_PROBLEM DETAILS_
Below are records to be output exactly, every one of them.
[Start of DATA TO PROCESS]
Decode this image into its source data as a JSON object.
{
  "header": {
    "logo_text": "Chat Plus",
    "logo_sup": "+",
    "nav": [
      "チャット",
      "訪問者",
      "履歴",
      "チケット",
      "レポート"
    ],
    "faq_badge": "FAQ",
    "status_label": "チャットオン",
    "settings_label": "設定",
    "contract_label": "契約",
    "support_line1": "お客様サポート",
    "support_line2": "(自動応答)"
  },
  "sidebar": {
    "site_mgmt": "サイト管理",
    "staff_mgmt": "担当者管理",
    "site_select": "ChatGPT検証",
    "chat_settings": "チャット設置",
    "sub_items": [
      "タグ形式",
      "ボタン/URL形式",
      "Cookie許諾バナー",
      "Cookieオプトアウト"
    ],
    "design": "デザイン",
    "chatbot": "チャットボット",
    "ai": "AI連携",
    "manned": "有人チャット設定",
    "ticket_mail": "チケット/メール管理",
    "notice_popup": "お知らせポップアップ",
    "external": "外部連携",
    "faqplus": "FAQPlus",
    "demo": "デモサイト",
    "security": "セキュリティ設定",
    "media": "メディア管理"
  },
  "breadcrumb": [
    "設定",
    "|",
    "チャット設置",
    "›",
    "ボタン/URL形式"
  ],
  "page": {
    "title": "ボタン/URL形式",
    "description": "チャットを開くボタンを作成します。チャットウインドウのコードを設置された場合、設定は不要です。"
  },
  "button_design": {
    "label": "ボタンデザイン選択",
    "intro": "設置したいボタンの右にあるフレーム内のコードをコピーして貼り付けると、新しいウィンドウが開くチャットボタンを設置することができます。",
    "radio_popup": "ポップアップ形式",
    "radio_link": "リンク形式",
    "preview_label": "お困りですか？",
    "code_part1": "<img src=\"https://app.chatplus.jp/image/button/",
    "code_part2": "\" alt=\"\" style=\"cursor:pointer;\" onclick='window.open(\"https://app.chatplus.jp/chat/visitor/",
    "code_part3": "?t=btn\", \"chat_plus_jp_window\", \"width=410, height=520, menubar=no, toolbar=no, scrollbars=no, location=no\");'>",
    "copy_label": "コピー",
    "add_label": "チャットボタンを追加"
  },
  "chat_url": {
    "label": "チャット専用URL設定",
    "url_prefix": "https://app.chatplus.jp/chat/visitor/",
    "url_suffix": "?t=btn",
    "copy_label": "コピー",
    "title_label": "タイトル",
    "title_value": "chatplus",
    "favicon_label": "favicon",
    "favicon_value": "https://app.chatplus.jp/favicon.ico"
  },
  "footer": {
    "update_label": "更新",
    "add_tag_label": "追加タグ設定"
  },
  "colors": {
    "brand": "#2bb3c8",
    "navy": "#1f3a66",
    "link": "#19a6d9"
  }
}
[End of DATA TO PROCESS]
_CORRECT RESPONSE_
Decode this image into its source data as a JSON object.
{
  "header": {
    "logo_text": "Chat Plus",
    "logo_sup": "+",
    "nav": [
      "チャット",
      "訪問者",
      "履歴",
      "チケット",
      "レポート"
    ],
    "faq_badge": "FAQ",
    "status_label": "チャットオン",
    "settings_label": "設定",
    "contract_label": "契約",
    "support_line1": "お客様サポート",
    "support_line2": "(自動応答)"
  },
  "sidebar": {
    "site_mgmt": "サイト管理",
    "staff_mgmt": "担当者管理",
    "site_select": "ChatGPT検証",
    "chat_settings": "チャット設置",
    "sub_items": [
      "タグ形式",
      "ボタン/URL形式",
      "Cookie許諾バナー",
      "Cookieオプトアウト"
    ],
    "design": "デザイン",
    "chatbot": "チャットボット",
    "ai": "AI連携",
    "manned": "有人チャット設定",
    "ticket_mail": "チケット/メール管理",
    "notice_popup": "お知らせポップアップ",
    "external": "外部連携",
    "faqplus": "FAQPlus",
    "demo": "デモサイト",
    "security": "セキュリティ設定",
    "media": "メディア管理"
  },
  "breadcrumb": [
    "設定",
    "|",
    "チャット設置",
    "›",
    "ボタン/URL形式"
  ],
  "page": {
    "title": "ボタン/URL形式",
    "description": "チャットを開くボタンを作成します。チャットウインドウのコードを設置された場合、設定は不要です。"
  },
  "button_design": {
    "label": "ボタンデザイン選択",
    "intro": "設置したいボタンの右にあるフレーム内のコードをコピーして貼り付けると、新しいウィンドウが開くチャットボタンを設置することができます。",
    "radio_popup": "ポップアップ形式",
    "radio_link": "リンク形式",
    "preview_label": "お困りですか？",
    "code_part1": "<img src=\"https://app.chatplus.jp/image/button/",
    "code_part2": "\" alt=\"\" style=\"cursor:pointer;\" onclick='window.open(\"https://app.chatplus.jp/chat/visitor/",
    "code_part3": "?t=btn\", \"chat_plus_jp_window\", \"width=410, height=520, menubar=no, toolbar=no, scrollbars=no, location=no\");'>",
    "copy_label": "コピー",
    "add_label": "チャットボタンを追加"
  },
  "chat_url": {
    "label": "チャット専用URL設定",
    "url_prefix": "https://app.chatplus.jp/chat/visitor/",
    "url_suffix": "?t=btn",
    "copy_label": "コピー",
    "title_label": "タイトル",
    "title_value": "chatplus",
    "favicon_label": "favicon",
    "favicon_value": "https://app.chatplus.jp/favicon.ico"
  },
  "footer": {
    "update_label": "更新",
    "add_tag_label": "追加タグ設定"
  },
  "colors": {
    "brand": "#2bb3c8",
    "navy": "#1f3a66",
    "link": "#19a6d9"
  }
}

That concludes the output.